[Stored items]
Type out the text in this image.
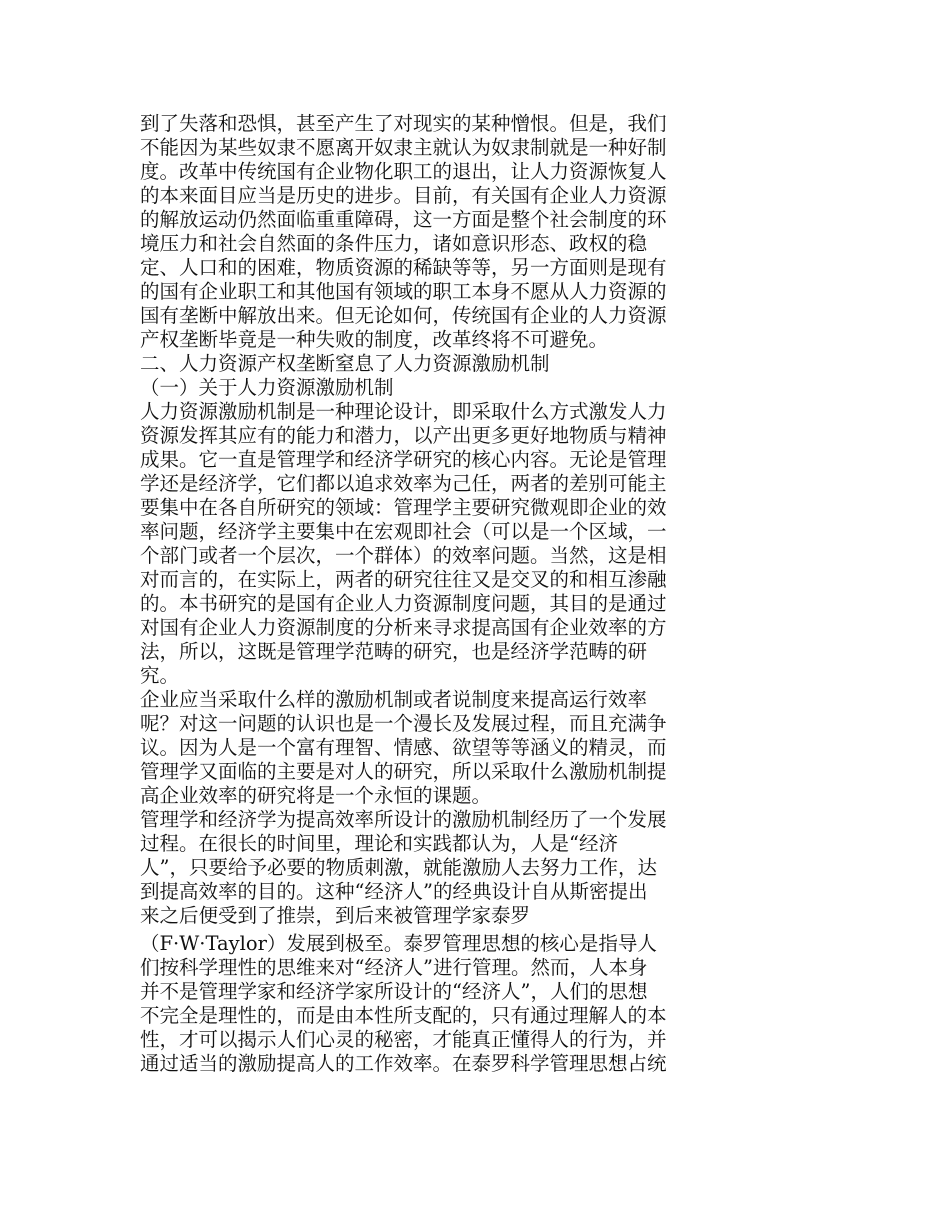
到了失落和恐惧，甚至产生了对现实的某种憎恨。但是，我们
不能因为某些奴隶不愿离开奴隶主就认为奴隶制就是一种好制
度。改革中传统国有企业物化职工的退出，让人力资源恢复人
的本来面目应当是历史的进步。目前，有关国有企业人力资源
的解放运动仍然面临重重障碍，这一方面是整个社会制度的环
境压力和社会自然面的条件压力，诸如意识形态、政权的稳
定、人口和的困难，物质资源的稀缺等等，另一方面则是现有
的国有企业职工和其他国有领域的职工本身不愿从人力资源的
国有垄断中解放出来。但无论如何，传统国有企业的人力资源
产权垄断毕竟是一种失败的制度，改革终将不可避免。
二、人力资源产权垄断窒息了人力资源激励机制
（一）关于人力资源激励机制
人力资源激励机制是一种理论设计，即采取什么方式激发人力
资源发挥其应有的能力和潜力，以产出更多更好地物质与精神
成果。它一直是管理学和经济学研究的核心内容。无论是管理
学还是经济学，它们都以追求效率为己任，两者的差别可能主
要集中在各自所研究的领域：管理学主要研究微观即企业的效
率问题，经济学主要集中在宏观即社会（可以是一个区域，一
个部门或者一个层次，一个群体）的效率问题。当然，这是相
对而言的，在实际上，两者的研究往往又是交叉的和相互渗融
的。本书研究的是国有企业人力资源制度问题，其目的是通过
对国有企业人力资源制度的分析来寻求提高国有企业效率的方
法，所以，这既是管理学范畴的研究，也是经济学范畴的研
究。
企业应当采取什么样的激励机制或者说制度来提高运行效率
呢？对这一问题的认识也是一个漫长及发展过程，而且充满争
议。因为人是一个富有理智、情感、欲望等等涵义的精灵，而
管理学又面临的主要是对人的研究，所以采取什么激励机制提
高企业效率的研究将是一个永恒的课题。
管理学和经济学为提高效率所设计的激励机制经历了一个发展
过程。在很长的时间里，理论和实践都认为，人是“经济
人”，只要给予必要的物质刺激，就能激励人去努力工作，达
到提高效率的目的。这种“经济人”的经典设计自从斯密提出
来之后便受到了推崇，到后来被管理学家泰罗
（F·W·Taylor）发展到极至。泰罗管理思想的核心是指导人
们按科学理性的思维来对“经济人”进行管理。然而，人本身
并不是管理学家和经济学家所设计的“经济人”，人们的思想
不完全是理性的，而是由本性所支配的，只有通过理解人的本
性，才可以揭示人们心灵的秘密，才能真正懂得人的行为，并
通过适当的激励提高人的工作效率。在泰罗科学管理思想占统
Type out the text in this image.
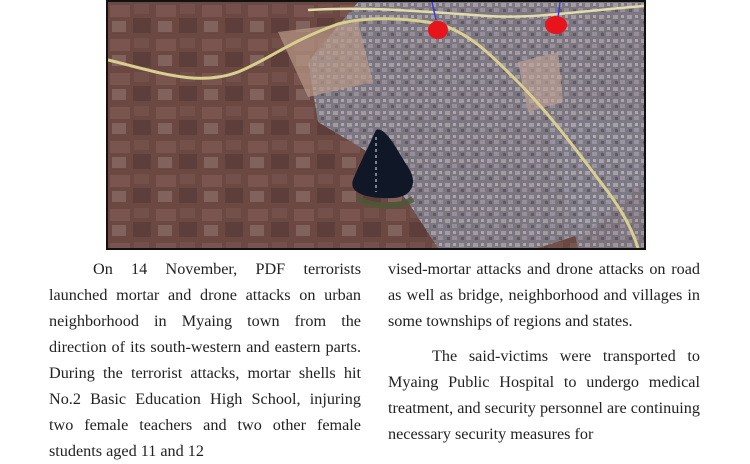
On 14 November, PDF terrorists launched mortar and drone attacks on urban neighborhood in Myaing town from the direction of its south-western and eastern parts. During the terrorist attacks, mortar shells hit No.2 Basic Education High School, injuring two female teachers and two other female students aged 11 and 12

vised-mortar attacks and drone attacks on road as well as bridge, neighborhood and villages in some townships of regions and states.

The said-victims were transported to Myaing Public Hospital to undergo medical treatment, and security personnel are continuing necessary security measures for
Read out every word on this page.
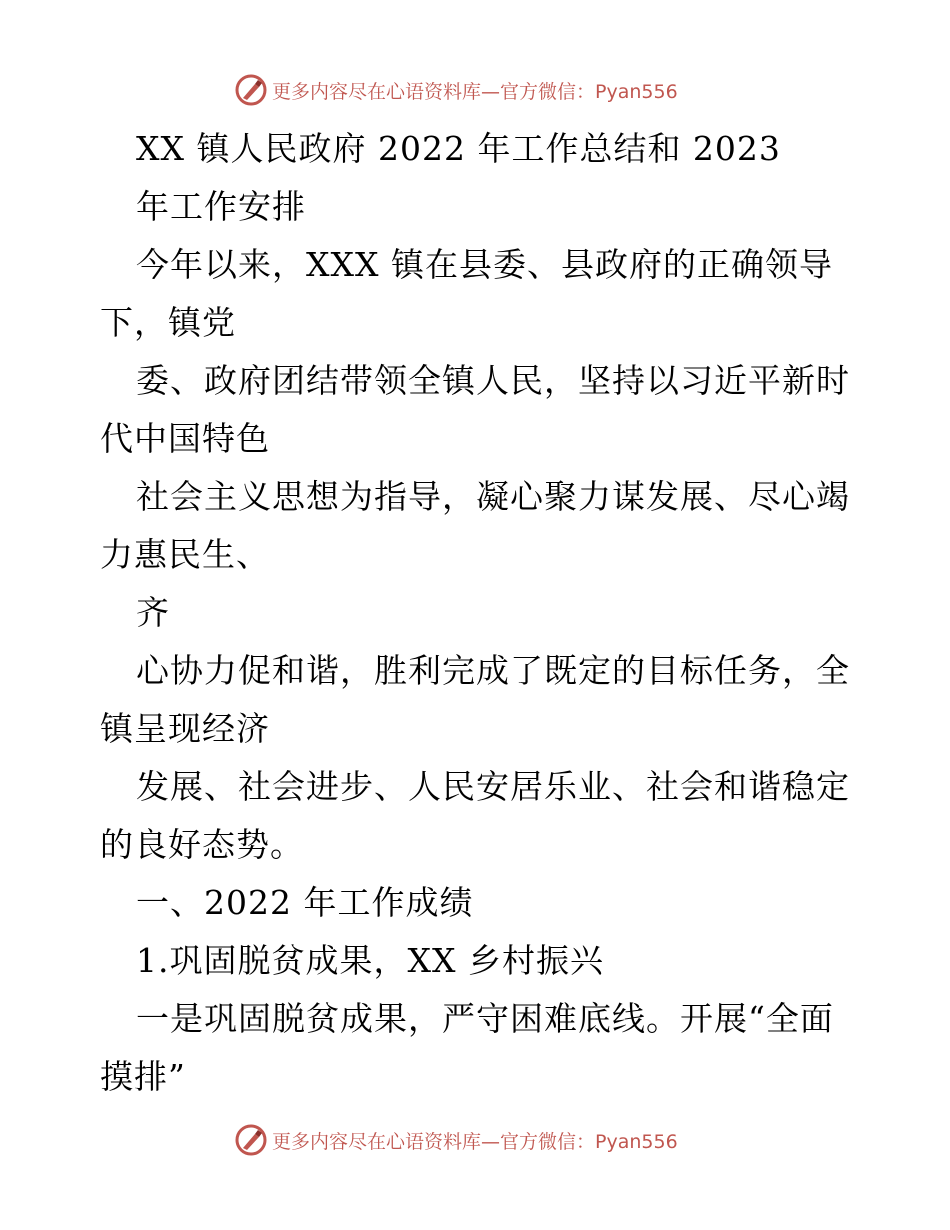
更多内容尽在心语资料库—官方微信：Pyan556
XX 镇人民政府 2022 年工作总结和 2023
年工作安排
今年以来，XXX 镇在县委、县政府的正确领导
下，镇党
委、政府团结带领全镇人民，坚持以习近平新时
代中国特色
社会主义思想为指导，凝心聚力谋发展、尽心竭
力惠民生、
齐
心协力促和谐，胜利完成了既定的目标任务，全
镇呈现经济
发展、社会进步、人民安居乐业、社会和谐稳定
的良好态势。
一、2022 年工作成绩
1.巩固脱贫成果，XX 乡村振兴
一是巩固脱贫成果，严守困难底线。开展“全面
摸排”
更多内容尽在心语资料库—官方微信：Pyan556
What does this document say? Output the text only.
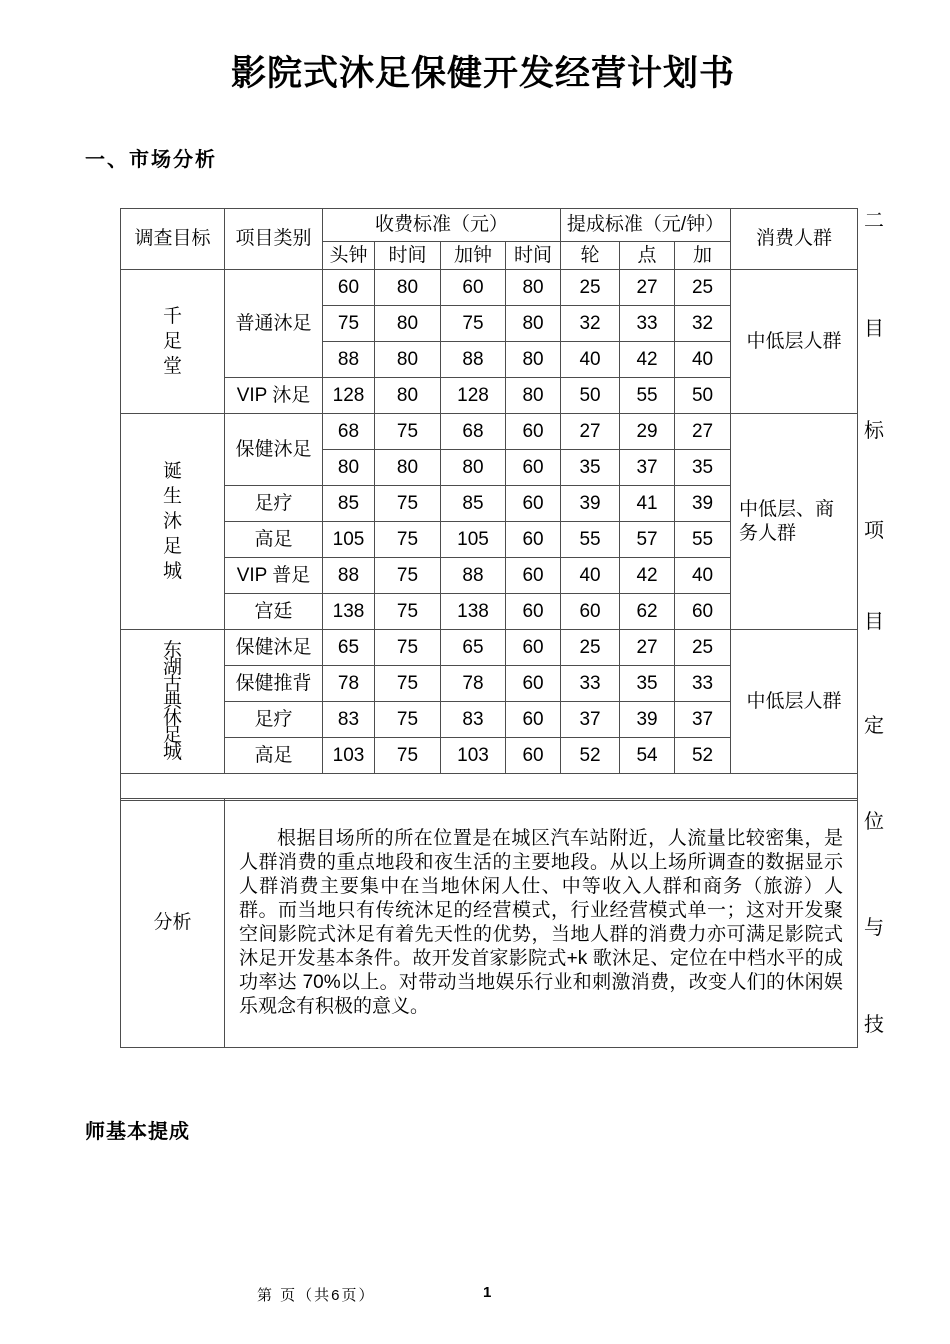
影院式沐足保健开发经营计划书
一、市场分析
调查目标	项目类别	收费标准（元）				提成标准（元/钟）			消费人群
		头钟	时间	加钟	时间	轮	点	加	

千足堂	普通沐足	60	80	60	80	25	27	25	中低层人群
		75	80	75	80	32	33	32	
		88	80	88	80	40	42	40	
	VIP 沐足	128	80	128	80	50	55	50	

诞生沐足城	保健沐足	68	75	68	60	27	29	27	中低层、商务人群
		80	80	80	60	35	37	35	
	足疗	85	75	85	60	39	41	39	
	高足	105	75	105	60	55	57	55	
	VIP 普足	88	75	88	60	40	42	40	
	宫廷	138	75	138	60	60	62	60	

东湖古典休足城	保健沐足	65	75	65	60	25	27	25	中低层人群
	保健推背	78	75	78	60	33	35	33	
	足疗	83	75	83	60	37	39	37	
	高足	103	75	103	60	52	54	52	

分析	

根据目场所的所在位置是在城区汽车站附近，人流量比较密集，是人群消费的重点地段和夜生活的主要地段。从以上场所调查的数据显示人群消费主要集中在当地休闲人仕、中等收入人群和商务（旅游）人群。而当地只有传统沐足的经营模式，行业经营模式单一；这对开发聚空间影院式沐足有着先天性的优势，当地人群的消费力亦可满足影院式沐足开发基本条件。故开发首家影院式+k 歌沐足、定位在中档水平的成功率达 70%以上。对带动当地娱乐行业和刺激消费，改变人们的休闲娱乐观念有积极的意义。

二
目
标
项
目
定
位
与
技
师基本提成
第 页（共6页）	1
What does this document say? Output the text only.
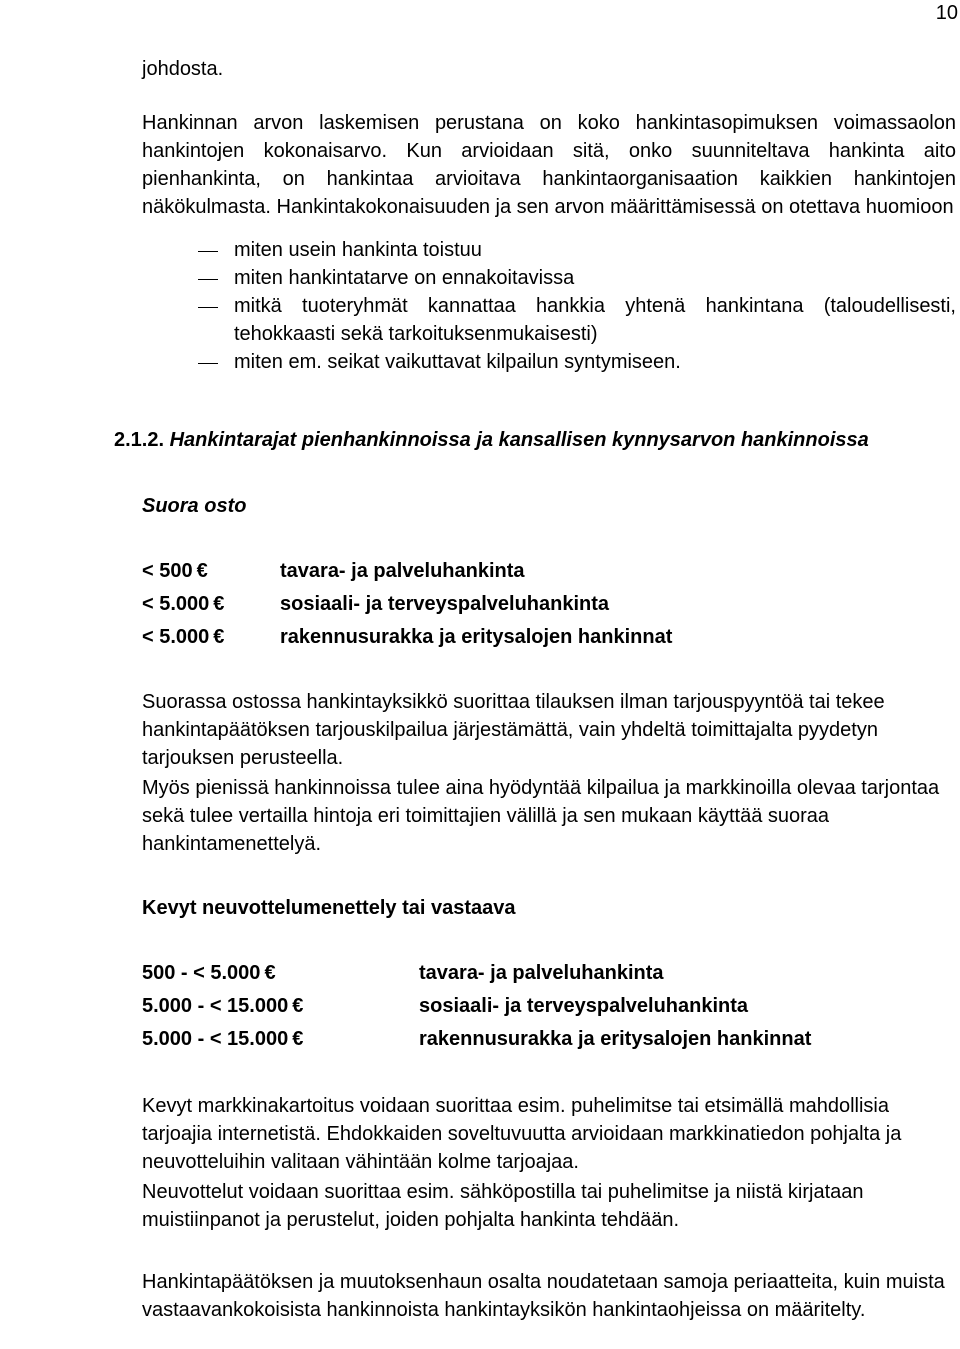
10

johdosta.

Hankinnan arvon laskemisen perustana on koko hankintasopimuksen voimassaolon hankintojen kokonaisarvo. Kun arvioidaan sitä, onko suunniteltava hankinta aito pienhankinta, on hankintaa arvioitava hankintaorganisaation kaikkien hankintojen näkökulmasta. Hankintakokonaisuuden ja sen arvon määrittämisessä on otettava huomioon

miten usein hankinta toistuu
miten hankintatarve on ennakoitavissa
mitkä tuoteryhmät kannattaa hankkia yhtenä hankintana (taloudellisesti, tehokkaasti sekä tarkoituksenmukaisesti)
miten em. seikat vaikuttavat kilpailun syntymiseen.
2.1.2. Hankintarajat pienhankinnoissa ja kansallisen kynnysarvon hankinnoissa
Suora osto
< 500 €	tavara- ja palveluhankinta
< 5.000 €	sosiaali- ja terveyspalveluhankinta
< 5.000 €	rakennusurakka ja eritysalojen hankinnat

Suorassa ostossa hankintayksikkö suorittaa tilauksen ilman tarjouspyyntöä tai tekee hankintapäätöksen tarjouskilpailua järjestämättä, vain yhdeltä toimittajalta pyydetyn tarjouksen perusteella.

Myös pienissä hankinnoissa tulee aina hyödyntää kilpailua ja markkinoilla olevaa tarjontaa sekä tulee vertailla hintoja eri toimittajien välillä ja sen mukaan käyttää suoraa hankintamenettelyä.

Kevyt neuvottelumenettely tai vastaava
500 - < 5.000 €	tavara- ja palveluhankinta
5.000 - < 15.000 €	sosiaali- ja terveyspalveluhankinta
5.000 - < 15.000 €	rakennusurakka ja eritysalojen hankinnat

Kevyt markkinakartoitus voidaan suorittaa esim. puhelimitse tai etsimällä mahdollisia tarjoajia internetistä. Ehdokkaiden soveltuvuutta arvioidaan markkinatiedon pohjalta ja neuvotteluihin valitaan vähintään kolme tarjoajaa.

Neuvottelut voidaan suorittaa esim. sähköpostilla tai puhelimitse ja niistä kirjataan muistiinpanot ja perustelut, joiden pohjalta hankinta tehdään.

Hankintapäätöksen ja muutoksenhaun osalta noudatetaan samoja periaatteita, kuin muista vastaavankokoisista hankinnoista hankintayksikön hankintaohjeissa on määritelty.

- What is expected -
Repeat all of the entries word for word, but omit the pictures.

- Task solution -
Type out the text in this image.
到了失落和恐惧，甚至产生了对现实的某种憎恨。但是，我们
不能因为某些奴隶不愿离开奴隶主就认为奴隶制就是一种好制
度。改革中传统国有企业物化职工的退出，让人力资源恢复人
的本来面目应当是历史的进步。目前，有关国有企业人力资源
的解放运动仍然面临重重障碍，这一方面是整个社会制度的环
境压力和社会自然面的条件压力，诸如意识形态、政权的稳
定、人口和的困难，物质资源的稀缺等等，另一方面则是现有
的国有企业职工和其他国有领域的职工本身不愿从人力资源的
国有垄断中解放出来。但无论如何，传统国有企业的人力资源
产权垄断毕竟是一种失败的制度，改革终将不可避免。
二、人力资源产权垄断窒息了人力资源激励机制
（一）关于人力资源激励机制
人力资源激励机制是一种理论设计，即采取什么方式激发人力
资源发挥其应有的能力和潜力，以产出更多更好地物质与精神
成果。它一直是管理学和经济学研究的核心内容。无论是管理
学还是经济学，它们都以追求效率为己任，两者的差别可能主
要集中在各自所研究的领域：管理学主要研究微观即企业的效
率问题，经济学主要集中在宏观即社会（可以是一个区域，一
个部门或者一个层次，一个群体）的效率问题。当然，这是相
对而言的，在实际上，两者的研究往往又是交叉的和相互渗融
的。本书研究的是国有企业人力资源制度问题，其目的是通过
对国有企业人力资源制度的分析来寻求提高国有企业效率的方
法，所以，这既是管理学范畴的研究，也是经济学范畴的研
究。
企业应当采取什么样的激励机制或者说制度来提高运行效率
呢？对这一问题的认识也是一个漫长及发展过程，而且充满争
议。因为人是一个富有理智、情感、欲望等等涵义的精灵，而
管理学又面临的主要是对人的研究，所以采取什么激励机制提
高企业效率的研究将是一个永恒的课题。
管理学和经济学为提高效率所设计的激励机制经历了一个发展
过程。在很长的时间里，理论和实践都认为，人是“经济
人”，只要给予必要的物质刺激，就能激励人去努力工作，达
到提高效率的目的。这种“经济人”的经典设计自从斯密提出
来之后便受到了推崇，到后来被管理学家泰罗
（F·W·Taylor）发展到极至。泰罗管理思想的核心是指导人
们按科学理性的思维来对“经济人”进行管理。然而，人本身
并不是管理学家和经济学家所设计的“经济人”，人们的思想
不完全是理性的，而是由本性所支配的，只有通过理解人的本
性，才可以揭示人们心灵的秘密，才能真正懂得人的行为，并
通过适当的激励提高人的工作效率。在泰罗科学管理思想占统
Type out the text in this image.
On 14 November, PDF terrorists launched mortar and drone attacks on urban neighborhood in Myaing town from the direction of its south-western and eastern parts. During the terrorist attacks, mortar shells hit No.2 Basic Education High School, injuring two female teachers and two other female students aged 11 and 12

vised-mortar attacks and drone attacks on road as well as bridge, neighborhood and villages in some townships of regions and states.

The said-victims were transported to Myaing Public Hospital to undergo medical treatment, and security personnel are continuing necessary security measures for
Read out every word on this page.
更多内容尽在心语资料库—官方微信：Pyan556
XX 镇人民政府 2022 年工作总结和 2023
年工作安排
今年以来，XXX 镇在县委、县政府的正确领导
下，镇党
委、政府团结带领全镇人民，坚持以习近平新时
代中国特色
社会主义思想为指导，凝心聚力谋发展、尽心竭
力惠民生、
齐
心协力促和谐，胜利完成了既定的目标任务，全
镇呈现经济
发展、社会进步、人民安居乐业、社会和谐稳定
的良好态势。
一、2022 年工作成绩
1.巩固脱贫成果，XX 乡村振兴
一是巩固脱贫成果，严守困难底线。开展“全面
摸排”
更多内容尽在心语资料库—官方微信：Pyan556
What does this document say? Output the text only.
影院式沐足保健开发经营计划书
一、市场分析
调查目标	项目类别	收费标准（元）				提成标准（元/钟）			消费人群
		头钟	时间	加钟	时间	轮	点	加	

千足堂	普通沐足	60	80	60	80	25	27	25	中低层人群
		75	80	75	80	32	33	32	
		88	80	88	80	40	42	40	
	VIP 沐足	128	80	128	80	50	55	50	

诞生沐足城	保健沐足	68	75	68	60	27	29	27	中低层、商务人群
		80	80	80	60	35	37	35	
	足疗	85	75	85	60	39	41	39	
	高足	105	75	105	60	55	57	55	
	VIP 普足	88	75	88	60	40	42	40	
	宫廷	138	75	138	60	60	62	60	

东湖古典休足城	保健沐足	65	75	65	60	25	27	25	中低层人群
	保健推背	78	75	78	60	33	35	33	
	足疗	83	75	83	60	37	39	37	
	高足	103	75	103	60	52	54	52	

分析	

根据目场所的所在位置是在城区汽车站附近，人流量比较密集，是人群消费的重点地段和夜生活的主要地段。从以上场所调查的数据显示人群消费主要集中在当地休闲人仕、中等收入人群和商务（旅游）人群。而当地只有传统沐足的经营模式，行业经营模式单一；这对开发聚空间影院式沐足有着先天性的优势，当地人群的消费力亦可满足影院式沐足开发基本条件。故开发首家影院式+k 歌沐足、定位在中档水平的成功率达 70%以上。对带动当地娱乐行业和刺激消费，改变人们的休闲娱乐观念有积极的意义。

二
目
标
项
目
定
位
与
技
师基本提成
第 页（共6页）	1
What does this document say? Output the text only.
10

johdosta.

Hankinnan arvon laskemisen perustana on koko hankintasopimuksen voimassaolon hankintojen kokonaisarvo. Kun arvioidaan sitä, onko suunniteltava hankinta aito pienhankinta, on hankintaa arvioitava hankintaorganisaation kaikkien hankintojen näkökulmasta. Hankintakokonaisuuden ja sen arvon määrittämisessä on otettava huomioon

miten usein hankinta toistuu
miten hankintatarve on ennakoitavissa
mitkä tuoteryhmät kannattaa hankkia yhtenä hankintana (taloudellisesti, tehokkaasti sekä tarkoituksenmukaisesti)
miten em. seikat vaikuttavat kilpailun syntymiseen.
2.1.2. Hankintarajat pienhankinnoissa ja kansallisen kynnysarvon hankinnoissa
Suora osto
< 500 €	tavara- ja palveluhankinta
< 5.000 €	sosiaali- ja terveyspalveluhankinta
< 5.000 €	rakennusurakka ja eritysalojen hankinnat

Suorassa ostossa hankintayksikkö suorittaa tilauksen ilman tarjouspyyntöä tai tekee hankintapäätöksen tarjouskilpailua järjestämättä, vain yhdeltä toimittajalta pyydetyn tarjouksen perusteella.

Myös pienissä hankinnoissa tulee aina hyödyntää kilpailua ja markkinoilla olevaa tarjontaa sekä tulee vertailla hintoja eri toimittajien välillä ja sen mukaan käyttää suoraa hankintamenettelyä.

Kevyt neuvottelumenettely tai vastaava
500 - < 5.000 €	tavara- ja palveluhankinta
5.000 - < 15.000 €	sosiaali- ja terveyspalveluhankinta
5.000 - < 15.000 €	rakennusurakka ja eritysalojen hankinnat

Kevyt markkinakartoitus voidaan suorittaa esim. puhelimitse tai etsimällä mahdollisia tarjoajia internetistä. Ehdokkaiden soveltuvuutta arvioidaan markkinatiedon pohjalta ja neuvotteluihin valitaan vähintään kolme tarjoajaa.

Neuvottelut voidaan suorittaa esim. sähköpostilla tai puhelimitse ja niistä kirjataan muistiinpanot ja perustelut, joiden pohjalta hankinta tehdään.

Hankintapäätöksen ja muutoksenhaun osalta noudatetaan samoja periaatteita, kuin muista vastaavankokoisista hankinnoista hankintayksikön hankintaohjeissa on määritelty.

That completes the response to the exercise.